*** Records provided

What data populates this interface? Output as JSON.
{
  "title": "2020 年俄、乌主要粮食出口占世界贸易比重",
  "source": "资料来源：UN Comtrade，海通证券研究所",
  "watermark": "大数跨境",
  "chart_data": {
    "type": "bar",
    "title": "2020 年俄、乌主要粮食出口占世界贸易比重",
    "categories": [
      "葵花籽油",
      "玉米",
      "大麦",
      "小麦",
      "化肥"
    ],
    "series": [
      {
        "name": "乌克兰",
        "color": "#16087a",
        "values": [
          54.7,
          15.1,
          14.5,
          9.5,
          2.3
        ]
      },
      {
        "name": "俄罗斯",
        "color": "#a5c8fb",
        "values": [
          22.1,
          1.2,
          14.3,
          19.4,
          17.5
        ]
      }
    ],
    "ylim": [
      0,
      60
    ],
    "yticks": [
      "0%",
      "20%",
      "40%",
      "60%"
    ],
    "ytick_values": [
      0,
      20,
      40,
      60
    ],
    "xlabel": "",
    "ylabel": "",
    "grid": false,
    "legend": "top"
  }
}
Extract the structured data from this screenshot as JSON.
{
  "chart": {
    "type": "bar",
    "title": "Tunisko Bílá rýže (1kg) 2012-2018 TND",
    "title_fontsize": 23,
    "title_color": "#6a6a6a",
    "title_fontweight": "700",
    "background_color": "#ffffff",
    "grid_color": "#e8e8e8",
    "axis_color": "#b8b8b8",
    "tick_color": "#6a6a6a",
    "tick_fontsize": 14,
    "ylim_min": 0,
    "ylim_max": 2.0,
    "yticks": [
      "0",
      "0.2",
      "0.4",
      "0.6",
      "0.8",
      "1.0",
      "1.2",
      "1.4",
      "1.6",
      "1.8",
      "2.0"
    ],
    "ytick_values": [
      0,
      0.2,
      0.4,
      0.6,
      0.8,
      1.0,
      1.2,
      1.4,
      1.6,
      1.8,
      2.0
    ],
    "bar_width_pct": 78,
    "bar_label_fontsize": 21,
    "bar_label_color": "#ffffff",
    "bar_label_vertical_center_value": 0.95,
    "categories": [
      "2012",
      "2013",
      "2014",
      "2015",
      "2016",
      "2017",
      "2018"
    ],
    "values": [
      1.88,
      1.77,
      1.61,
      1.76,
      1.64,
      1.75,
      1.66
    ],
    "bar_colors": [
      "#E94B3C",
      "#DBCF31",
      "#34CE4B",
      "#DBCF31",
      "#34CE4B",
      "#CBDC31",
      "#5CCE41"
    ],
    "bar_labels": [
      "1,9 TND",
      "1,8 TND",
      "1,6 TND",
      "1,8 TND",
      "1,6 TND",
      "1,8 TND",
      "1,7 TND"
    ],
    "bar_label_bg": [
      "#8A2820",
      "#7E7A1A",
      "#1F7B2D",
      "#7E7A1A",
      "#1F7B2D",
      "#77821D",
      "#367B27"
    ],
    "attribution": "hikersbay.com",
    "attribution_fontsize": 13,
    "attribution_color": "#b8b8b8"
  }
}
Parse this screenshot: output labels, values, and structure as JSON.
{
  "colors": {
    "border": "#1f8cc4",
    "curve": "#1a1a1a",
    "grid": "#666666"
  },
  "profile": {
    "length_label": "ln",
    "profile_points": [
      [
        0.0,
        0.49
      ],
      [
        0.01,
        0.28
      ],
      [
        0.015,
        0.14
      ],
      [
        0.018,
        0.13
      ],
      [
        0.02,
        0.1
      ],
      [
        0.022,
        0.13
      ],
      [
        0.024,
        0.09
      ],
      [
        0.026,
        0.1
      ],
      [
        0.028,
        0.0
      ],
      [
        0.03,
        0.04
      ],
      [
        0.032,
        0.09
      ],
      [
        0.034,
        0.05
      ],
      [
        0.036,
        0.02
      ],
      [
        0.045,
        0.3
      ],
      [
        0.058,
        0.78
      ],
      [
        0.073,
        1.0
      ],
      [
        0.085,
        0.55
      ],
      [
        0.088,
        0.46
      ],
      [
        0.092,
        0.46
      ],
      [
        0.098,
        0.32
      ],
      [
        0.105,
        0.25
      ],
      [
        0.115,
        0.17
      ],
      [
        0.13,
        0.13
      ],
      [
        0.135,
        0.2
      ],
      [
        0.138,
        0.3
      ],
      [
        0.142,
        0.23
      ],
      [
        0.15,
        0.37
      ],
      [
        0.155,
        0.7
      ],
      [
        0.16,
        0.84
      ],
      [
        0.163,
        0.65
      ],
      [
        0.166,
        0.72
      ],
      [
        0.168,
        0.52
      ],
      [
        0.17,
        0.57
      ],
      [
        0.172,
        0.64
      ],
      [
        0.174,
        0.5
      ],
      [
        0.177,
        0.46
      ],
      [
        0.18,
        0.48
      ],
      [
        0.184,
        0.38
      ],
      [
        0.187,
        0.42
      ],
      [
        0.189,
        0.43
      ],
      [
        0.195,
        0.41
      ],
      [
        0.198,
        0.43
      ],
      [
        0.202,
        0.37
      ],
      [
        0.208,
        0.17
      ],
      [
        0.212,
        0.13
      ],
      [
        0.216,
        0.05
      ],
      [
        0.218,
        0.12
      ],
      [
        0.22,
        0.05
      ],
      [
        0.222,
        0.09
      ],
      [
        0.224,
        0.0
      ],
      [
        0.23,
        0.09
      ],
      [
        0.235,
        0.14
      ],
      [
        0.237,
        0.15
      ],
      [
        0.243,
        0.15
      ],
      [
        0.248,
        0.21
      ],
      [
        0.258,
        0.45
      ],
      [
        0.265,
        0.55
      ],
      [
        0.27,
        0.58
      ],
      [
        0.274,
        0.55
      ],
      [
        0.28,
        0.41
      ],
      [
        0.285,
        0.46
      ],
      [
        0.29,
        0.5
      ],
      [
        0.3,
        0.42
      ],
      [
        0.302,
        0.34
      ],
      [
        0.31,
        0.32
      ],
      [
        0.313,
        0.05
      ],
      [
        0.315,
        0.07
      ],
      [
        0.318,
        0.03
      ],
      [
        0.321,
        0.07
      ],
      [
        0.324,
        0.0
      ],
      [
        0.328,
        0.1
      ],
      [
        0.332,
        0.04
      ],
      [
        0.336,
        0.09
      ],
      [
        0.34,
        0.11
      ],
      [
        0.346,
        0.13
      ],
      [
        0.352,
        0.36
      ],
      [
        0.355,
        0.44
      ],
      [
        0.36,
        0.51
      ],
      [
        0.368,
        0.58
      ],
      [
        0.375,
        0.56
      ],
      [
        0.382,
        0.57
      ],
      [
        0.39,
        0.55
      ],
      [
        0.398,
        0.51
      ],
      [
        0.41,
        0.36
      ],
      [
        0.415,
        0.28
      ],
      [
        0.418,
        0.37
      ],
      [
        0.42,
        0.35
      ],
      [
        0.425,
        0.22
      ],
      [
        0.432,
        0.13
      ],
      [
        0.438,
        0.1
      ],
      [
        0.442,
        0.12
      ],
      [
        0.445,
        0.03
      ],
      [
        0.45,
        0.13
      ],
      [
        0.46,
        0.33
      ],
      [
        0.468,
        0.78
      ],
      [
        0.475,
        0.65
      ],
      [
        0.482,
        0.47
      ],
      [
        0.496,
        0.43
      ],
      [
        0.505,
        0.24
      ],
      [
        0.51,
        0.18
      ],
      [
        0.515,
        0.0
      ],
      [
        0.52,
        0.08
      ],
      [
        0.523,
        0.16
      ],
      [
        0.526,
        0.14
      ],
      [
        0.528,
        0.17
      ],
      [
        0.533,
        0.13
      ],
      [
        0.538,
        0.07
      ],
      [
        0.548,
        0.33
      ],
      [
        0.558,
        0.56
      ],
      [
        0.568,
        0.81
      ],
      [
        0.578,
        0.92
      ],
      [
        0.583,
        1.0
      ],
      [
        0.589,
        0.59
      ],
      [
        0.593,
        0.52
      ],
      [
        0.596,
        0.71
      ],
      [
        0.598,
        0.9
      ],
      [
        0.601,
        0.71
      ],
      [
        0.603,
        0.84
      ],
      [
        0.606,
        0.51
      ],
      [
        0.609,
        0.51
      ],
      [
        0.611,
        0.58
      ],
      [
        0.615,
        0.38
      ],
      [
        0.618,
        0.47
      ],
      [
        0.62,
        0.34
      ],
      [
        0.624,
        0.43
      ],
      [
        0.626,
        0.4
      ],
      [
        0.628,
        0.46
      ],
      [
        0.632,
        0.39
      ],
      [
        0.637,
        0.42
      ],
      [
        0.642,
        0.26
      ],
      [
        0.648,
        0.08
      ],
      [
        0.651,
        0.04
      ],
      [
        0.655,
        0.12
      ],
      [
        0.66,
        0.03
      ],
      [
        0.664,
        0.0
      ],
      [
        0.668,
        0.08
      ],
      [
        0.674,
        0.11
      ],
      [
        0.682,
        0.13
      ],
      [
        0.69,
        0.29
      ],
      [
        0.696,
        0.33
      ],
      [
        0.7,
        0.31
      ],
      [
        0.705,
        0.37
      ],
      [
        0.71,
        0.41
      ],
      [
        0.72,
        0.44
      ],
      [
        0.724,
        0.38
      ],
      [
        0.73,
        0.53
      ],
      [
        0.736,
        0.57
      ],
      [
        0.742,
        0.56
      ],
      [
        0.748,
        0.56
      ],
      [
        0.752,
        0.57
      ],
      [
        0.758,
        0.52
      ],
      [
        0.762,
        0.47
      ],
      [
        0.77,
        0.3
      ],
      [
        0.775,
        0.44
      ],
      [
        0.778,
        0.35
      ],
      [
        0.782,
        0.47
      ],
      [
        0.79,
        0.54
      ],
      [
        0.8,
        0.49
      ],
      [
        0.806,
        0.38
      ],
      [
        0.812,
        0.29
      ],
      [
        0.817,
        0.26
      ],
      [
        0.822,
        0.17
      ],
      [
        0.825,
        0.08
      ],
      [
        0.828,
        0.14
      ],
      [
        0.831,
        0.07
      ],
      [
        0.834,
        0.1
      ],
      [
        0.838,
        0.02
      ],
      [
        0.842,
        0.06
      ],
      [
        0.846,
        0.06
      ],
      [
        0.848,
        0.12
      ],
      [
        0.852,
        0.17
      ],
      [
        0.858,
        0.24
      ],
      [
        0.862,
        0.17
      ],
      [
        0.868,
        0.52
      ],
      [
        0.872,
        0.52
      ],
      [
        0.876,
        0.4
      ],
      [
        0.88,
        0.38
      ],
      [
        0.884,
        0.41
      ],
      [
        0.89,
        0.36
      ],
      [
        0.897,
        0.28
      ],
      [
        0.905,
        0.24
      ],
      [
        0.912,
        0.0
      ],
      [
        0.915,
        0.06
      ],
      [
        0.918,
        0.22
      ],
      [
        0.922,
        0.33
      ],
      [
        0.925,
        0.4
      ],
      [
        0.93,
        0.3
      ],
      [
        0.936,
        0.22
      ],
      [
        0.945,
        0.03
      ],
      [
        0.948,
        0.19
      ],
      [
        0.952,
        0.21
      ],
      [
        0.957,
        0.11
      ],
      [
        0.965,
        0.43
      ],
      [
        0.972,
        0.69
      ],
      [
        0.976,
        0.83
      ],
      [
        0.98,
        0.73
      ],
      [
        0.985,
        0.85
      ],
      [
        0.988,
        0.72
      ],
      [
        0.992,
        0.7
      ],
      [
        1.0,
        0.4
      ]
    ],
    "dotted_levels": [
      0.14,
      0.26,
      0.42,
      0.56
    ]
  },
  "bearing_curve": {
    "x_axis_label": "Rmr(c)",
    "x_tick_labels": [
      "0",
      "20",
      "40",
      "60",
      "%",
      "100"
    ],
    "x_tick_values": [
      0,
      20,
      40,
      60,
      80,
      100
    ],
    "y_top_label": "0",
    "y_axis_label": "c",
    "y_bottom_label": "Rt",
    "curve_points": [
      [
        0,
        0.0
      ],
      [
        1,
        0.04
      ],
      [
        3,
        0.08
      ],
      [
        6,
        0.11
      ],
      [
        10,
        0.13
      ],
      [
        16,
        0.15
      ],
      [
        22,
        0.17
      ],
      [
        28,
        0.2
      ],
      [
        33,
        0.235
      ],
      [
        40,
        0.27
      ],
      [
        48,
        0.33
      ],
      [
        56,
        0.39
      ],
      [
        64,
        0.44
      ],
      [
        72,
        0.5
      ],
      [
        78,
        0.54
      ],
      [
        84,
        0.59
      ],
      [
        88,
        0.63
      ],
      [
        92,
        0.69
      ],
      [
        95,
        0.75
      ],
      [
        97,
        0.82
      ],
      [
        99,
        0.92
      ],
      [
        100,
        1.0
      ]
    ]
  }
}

******

Filter the records above for lines containing the word "screenshot", and copy those lines.

> _Solution to the exercise_:
Extract the structured data from this screenshot as JSON.
Parse this screenshot: output labels, values, and structure as JSON.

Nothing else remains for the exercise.